Data shown:
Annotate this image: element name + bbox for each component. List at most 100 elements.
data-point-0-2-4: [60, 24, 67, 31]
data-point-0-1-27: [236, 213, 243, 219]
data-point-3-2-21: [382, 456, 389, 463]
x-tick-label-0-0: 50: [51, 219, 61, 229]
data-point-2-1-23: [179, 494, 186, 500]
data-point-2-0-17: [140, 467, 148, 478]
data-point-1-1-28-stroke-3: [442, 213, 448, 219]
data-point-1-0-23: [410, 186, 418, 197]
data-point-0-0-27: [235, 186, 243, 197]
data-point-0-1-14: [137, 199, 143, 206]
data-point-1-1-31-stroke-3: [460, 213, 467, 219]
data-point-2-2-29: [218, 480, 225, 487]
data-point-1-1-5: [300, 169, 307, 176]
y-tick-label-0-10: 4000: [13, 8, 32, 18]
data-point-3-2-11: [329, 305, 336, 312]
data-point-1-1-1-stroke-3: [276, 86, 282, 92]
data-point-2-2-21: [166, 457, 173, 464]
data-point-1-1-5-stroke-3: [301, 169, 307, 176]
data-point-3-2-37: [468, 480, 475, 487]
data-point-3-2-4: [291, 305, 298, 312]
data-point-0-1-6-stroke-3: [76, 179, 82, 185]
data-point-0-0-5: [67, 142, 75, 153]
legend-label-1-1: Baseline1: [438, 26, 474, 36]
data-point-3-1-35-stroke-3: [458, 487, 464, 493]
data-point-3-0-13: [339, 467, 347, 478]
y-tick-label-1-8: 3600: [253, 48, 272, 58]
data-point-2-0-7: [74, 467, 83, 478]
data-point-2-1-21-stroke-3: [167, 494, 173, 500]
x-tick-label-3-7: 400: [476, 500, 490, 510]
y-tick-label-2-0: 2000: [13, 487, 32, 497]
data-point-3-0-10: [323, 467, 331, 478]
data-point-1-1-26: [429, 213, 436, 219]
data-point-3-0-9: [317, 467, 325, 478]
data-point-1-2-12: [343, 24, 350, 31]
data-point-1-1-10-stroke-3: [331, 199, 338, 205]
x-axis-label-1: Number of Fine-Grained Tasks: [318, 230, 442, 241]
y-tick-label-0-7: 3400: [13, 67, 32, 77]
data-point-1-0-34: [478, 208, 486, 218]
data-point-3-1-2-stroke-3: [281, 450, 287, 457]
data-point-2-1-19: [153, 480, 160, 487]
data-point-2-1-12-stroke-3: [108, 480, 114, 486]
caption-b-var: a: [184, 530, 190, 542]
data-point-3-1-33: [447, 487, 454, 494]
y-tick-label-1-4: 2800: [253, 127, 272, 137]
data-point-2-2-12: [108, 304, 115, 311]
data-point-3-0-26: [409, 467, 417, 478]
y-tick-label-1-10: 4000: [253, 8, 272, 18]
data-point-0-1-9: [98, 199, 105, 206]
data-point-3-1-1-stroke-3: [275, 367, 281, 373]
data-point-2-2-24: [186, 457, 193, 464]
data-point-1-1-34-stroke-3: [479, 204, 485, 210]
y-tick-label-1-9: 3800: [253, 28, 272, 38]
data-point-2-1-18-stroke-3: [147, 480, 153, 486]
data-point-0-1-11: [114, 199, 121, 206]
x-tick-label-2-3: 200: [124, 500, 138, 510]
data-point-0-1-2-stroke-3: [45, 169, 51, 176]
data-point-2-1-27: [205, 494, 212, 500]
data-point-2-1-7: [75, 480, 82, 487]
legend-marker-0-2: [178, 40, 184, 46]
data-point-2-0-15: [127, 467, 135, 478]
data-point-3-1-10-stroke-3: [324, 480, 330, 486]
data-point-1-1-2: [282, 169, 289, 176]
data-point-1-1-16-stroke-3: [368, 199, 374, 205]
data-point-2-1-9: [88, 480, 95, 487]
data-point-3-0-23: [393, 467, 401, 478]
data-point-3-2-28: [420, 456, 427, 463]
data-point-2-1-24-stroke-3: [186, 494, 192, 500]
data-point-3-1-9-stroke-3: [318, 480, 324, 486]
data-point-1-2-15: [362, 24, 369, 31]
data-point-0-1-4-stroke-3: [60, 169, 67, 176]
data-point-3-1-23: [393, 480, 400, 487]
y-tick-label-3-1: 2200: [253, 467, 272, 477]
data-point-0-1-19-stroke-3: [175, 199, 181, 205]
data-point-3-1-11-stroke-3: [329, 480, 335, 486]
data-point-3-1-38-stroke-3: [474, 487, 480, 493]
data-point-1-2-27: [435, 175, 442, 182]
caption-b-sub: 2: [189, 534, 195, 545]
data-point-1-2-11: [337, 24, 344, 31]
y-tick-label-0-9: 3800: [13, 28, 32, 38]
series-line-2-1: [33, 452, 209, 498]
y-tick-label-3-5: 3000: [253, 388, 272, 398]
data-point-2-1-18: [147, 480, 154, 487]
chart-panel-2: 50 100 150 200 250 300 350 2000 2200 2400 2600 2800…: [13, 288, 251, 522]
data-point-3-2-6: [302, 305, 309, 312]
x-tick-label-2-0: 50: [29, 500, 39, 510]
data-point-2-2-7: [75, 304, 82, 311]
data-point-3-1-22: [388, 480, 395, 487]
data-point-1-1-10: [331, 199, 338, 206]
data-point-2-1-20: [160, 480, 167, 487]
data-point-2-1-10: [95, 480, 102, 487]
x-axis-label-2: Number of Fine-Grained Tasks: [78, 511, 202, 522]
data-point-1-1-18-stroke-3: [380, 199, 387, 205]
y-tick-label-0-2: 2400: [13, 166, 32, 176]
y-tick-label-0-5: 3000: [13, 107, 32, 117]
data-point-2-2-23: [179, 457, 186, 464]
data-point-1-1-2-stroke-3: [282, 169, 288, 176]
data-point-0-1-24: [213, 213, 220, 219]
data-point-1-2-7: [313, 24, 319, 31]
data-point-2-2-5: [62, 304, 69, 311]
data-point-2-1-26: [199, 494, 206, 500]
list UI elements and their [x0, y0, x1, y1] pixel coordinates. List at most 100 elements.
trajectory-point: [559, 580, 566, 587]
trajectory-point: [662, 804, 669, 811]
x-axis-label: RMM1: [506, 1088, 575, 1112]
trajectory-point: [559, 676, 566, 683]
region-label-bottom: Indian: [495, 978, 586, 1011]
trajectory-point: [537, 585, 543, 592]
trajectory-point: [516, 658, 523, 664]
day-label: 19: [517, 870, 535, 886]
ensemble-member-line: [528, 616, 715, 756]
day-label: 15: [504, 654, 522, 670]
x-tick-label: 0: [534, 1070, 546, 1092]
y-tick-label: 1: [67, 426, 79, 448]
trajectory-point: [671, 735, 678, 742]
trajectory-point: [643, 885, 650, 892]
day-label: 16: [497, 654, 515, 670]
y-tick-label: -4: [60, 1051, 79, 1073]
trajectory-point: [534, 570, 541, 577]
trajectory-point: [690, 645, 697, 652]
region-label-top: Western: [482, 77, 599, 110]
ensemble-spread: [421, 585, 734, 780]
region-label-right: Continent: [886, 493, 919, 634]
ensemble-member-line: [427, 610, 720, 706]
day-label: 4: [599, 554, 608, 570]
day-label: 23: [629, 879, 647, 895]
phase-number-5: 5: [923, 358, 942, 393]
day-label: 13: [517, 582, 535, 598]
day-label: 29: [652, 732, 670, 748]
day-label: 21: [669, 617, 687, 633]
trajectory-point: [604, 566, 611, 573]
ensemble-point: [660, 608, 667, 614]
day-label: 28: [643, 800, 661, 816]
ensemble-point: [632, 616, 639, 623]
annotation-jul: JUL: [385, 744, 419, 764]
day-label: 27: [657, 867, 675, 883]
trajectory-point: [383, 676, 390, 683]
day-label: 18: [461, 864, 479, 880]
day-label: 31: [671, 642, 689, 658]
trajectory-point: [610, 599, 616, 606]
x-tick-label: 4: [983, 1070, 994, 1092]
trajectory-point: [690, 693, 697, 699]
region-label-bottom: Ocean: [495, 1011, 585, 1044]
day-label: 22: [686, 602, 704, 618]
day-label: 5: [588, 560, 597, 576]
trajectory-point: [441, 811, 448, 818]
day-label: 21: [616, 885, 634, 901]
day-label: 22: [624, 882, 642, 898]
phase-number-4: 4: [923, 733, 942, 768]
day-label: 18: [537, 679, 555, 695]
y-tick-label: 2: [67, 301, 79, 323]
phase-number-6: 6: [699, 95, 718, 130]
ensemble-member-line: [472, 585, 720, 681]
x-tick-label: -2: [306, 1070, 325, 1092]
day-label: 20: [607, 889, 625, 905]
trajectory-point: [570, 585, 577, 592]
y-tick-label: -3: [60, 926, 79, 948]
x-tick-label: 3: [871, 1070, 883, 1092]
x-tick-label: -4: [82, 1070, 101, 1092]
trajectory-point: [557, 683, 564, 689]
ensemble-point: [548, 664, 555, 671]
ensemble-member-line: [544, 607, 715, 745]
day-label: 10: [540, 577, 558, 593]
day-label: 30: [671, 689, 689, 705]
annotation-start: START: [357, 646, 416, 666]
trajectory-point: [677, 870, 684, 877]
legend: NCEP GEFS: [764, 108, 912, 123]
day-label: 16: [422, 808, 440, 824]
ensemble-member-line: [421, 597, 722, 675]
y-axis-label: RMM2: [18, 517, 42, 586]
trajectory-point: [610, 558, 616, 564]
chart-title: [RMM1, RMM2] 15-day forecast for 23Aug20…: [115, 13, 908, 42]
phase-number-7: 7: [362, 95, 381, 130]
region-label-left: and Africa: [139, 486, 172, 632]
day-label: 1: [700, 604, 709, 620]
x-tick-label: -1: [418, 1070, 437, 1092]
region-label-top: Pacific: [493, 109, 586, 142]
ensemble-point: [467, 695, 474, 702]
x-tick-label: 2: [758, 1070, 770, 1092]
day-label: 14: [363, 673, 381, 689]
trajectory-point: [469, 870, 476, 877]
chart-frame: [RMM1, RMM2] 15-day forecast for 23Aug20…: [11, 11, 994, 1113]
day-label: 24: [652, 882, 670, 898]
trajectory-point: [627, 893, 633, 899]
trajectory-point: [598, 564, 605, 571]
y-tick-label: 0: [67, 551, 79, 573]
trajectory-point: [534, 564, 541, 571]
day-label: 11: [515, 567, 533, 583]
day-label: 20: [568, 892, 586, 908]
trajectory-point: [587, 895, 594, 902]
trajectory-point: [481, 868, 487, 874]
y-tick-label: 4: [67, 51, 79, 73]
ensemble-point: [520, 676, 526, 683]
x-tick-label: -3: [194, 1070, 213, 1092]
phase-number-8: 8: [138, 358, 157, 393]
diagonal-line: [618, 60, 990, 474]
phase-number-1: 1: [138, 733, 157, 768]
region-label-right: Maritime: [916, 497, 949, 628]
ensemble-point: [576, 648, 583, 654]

Aim of the task: Extract, unchanged, every line of the items from the first line through the line that contains "data-point-0-1-14: [137, 199, 143, 206]", including both ends.

Solution to the exercise:
Annotate this image: element name + bbox for each component. List at most 100 elements.
data-point-0-2-4: [60, 24, 67, 31]
data-point-0-1-27: [236, 213, 243, 219]
data-point-3-2-21: [382, 456, 389, 463]
x-tick-label-0-0: 50: [51, 219, 61, 229]
data-point-2-1-23: [179, 494, 186, 500]
data-point-2-0-17: [140, 467, 148, 478]
data-point-1-1-28-stroke-3: [442, 213, 448, 219]
data-point-1-0-23: [410, 186, 418, 197]
data-point-0-0-27: [235, 186, 243, 197]
data-point-0-1-14: [137, 199, 143, 206]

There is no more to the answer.